To do: Below are entries to be transcribed exactly; exclude the pictures from the copy.

Stored items from a collection:

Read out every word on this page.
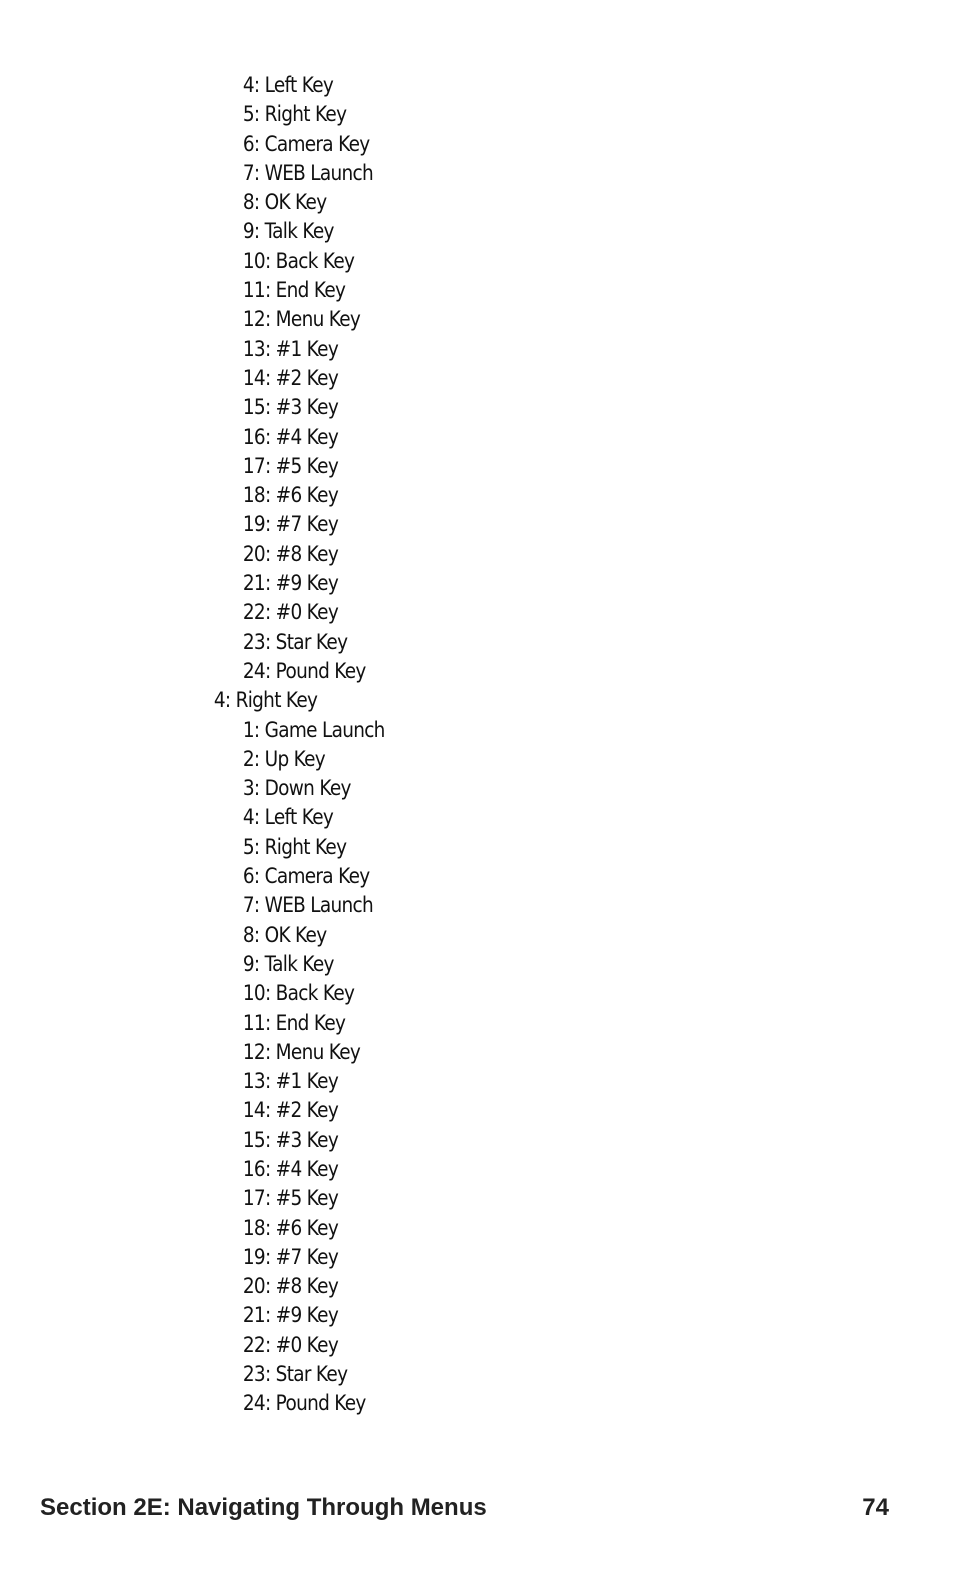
4: Left Key
5: Right Key
6: Camera Key
7: WEB Launch
8: OK Key
9: Talk Key
10: Back Key
11: End Key
12: Menu Key
13: #1 Key
14: #2 Key
15: #3 Key
16: #4 Key
17: #5 Key
18: #6 Key
19: #7 Key
20: #8 Key
21: #9 Key
22: #0 Key
23: Star Key
24: Pound Key
4: Right Key
1: Game Launch
2: Up Key
3: Down Key
4: Left Key
5: Right Key
6: Camera Key
7: WEB Launch
8: OK Key
9: Talk Key
10: Back Key
11: End Key
12: Menu Key
13: #1 Key
14: #2 Key
15: #3 Key
16: #4 Key
17: #5 Key
18: #6 Key
19: #7 Key
20: #8 Key
21: #9 Key
22: #0 Key
23: Star Key
24: Pound Key
Section 2E: Navigating Through Menus	74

Correct answer:
Read out every word on this page.
4: Left Key
5: Right Key
6: Camera Key
7: WEB Launch
8: OK Key
9: Talk Key
10: Back Key
11: End Key
12: Menu Key
13: #1 Key
14: #2 Key
15: #3 Key
16: #4 Key
17: #5 Key
18: #6 Key
19: #7 Key
20: #8 Key
21: #9 Key
22: #0 Key
23: Star Key
24: Pound Key
4: Right Key
1: Game Launch
2: Up Key
3: Down Key
4: Left Key
5: Right Key
6: Camera Key
7: WEB Launch
8: OK Key
9: Talk Key
10: Back Key
11: End Key
12: Menu Key
13: #1 Key
14: #2 Key
15: #3 Key
16: #4 Key
17: #5 Key
18: #6 Key
19: #7 Key
20: #8 Key
21: #9 Key
22: #0 Key
23: Star Key
24: Pound Key
Section 2E: Navigating Through Menus	74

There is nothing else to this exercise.